## Work task
Write out, word for word, the portion of the Web 3.0 dashboard text between "Vanunu demonstrated other" and "they build up.", inclusive.

## Page text
⁂

Vanunu's Web 3.0 dashboard tracks the blockchain and sees what is happening in real-time. As the blockchain contains the full history of transactions, the dashboard can go back in time to let us see these issues of the past. "We can see the story by looking at our Check Point Web 3 security portal," Vanunu said.

Vanunu demonstrated other examples. He showed iTWire where "RugPull" attacks occurred. In this scenario a scammer creates a project and pumps it on social media and through spam. Regular folk are attracted and buy the project tokens but don't understand the owner of the cam has the privilege rights to take out the money in one single moment - hence, the literal rug pull.

With its long heritage in security, augmented by AI, Vanunu's Web 3.0 dashboard can rapidly identify if a transaction has risk indicators. As he browses through transactions, iTWire saw labels indicating unverified contractors, clients and users on a blacklist, contract creation metadata problems, large transactions, and so on. All this information combines to paint a story and reveal impending rug pull attacks as they build up.

⁂

## Source material
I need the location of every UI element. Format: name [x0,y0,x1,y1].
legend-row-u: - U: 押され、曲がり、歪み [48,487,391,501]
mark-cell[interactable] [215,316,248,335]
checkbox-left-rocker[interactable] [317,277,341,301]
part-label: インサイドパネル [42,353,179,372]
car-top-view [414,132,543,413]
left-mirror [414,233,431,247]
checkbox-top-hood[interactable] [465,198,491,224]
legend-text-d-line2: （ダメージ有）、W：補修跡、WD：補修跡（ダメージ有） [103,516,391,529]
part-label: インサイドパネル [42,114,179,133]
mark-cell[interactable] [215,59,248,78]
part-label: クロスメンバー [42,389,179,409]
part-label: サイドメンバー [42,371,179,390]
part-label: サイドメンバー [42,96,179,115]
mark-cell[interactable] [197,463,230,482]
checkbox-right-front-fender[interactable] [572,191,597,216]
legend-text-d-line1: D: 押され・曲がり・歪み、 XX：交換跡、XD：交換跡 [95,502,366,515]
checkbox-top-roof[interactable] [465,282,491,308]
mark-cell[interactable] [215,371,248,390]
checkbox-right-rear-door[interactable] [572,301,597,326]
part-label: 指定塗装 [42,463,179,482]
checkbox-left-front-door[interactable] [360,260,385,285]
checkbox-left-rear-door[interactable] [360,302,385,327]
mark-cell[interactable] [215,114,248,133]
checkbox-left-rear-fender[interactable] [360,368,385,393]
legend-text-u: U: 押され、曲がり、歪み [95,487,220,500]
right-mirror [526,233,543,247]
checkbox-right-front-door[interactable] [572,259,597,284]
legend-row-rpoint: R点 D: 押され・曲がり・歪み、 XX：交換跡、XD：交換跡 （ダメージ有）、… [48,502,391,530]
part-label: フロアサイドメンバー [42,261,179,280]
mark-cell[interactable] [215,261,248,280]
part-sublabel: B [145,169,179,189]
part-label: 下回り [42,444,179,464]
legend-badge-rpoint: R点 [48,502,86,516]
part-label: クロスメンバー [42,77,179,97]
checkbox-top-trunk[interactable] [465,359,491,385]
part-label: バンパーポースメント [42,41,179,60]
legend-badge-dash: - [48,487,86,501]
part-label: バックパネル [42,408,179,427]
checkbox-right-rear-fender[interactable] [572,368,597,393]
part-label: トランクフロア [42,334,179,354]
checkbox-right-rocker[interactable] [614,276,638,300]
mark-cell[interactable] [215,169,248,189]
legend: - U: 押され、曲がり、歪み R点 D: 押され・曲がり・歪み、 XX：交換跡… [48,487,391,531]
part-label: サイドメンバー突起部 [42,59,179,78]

⁂

## Exercise output
Vanunu demonstrated other examples. He showed iTWire where "RugPull" attacks occurred. In this scenario a scammer creates a project and pumps it on social media and through spam. Regular folk are attracted and buy the project tokens but don't understand the owner of the cam has the privilege rights to take out the money in one single moment - hence, the literal rug pull.

With its long heritage in security, augmented by AI, Vanunu's Web 3.0 dashboard can rapidly identify if a transaction has risk indicators. As he browses through transactions, iTWire saw labels indicating unverified contractors, clients and users on a blacklist, contract creation metadata problems, large transactions, and so on. All this information combines to paint a story and reveal impending rug pull attacks as they build up.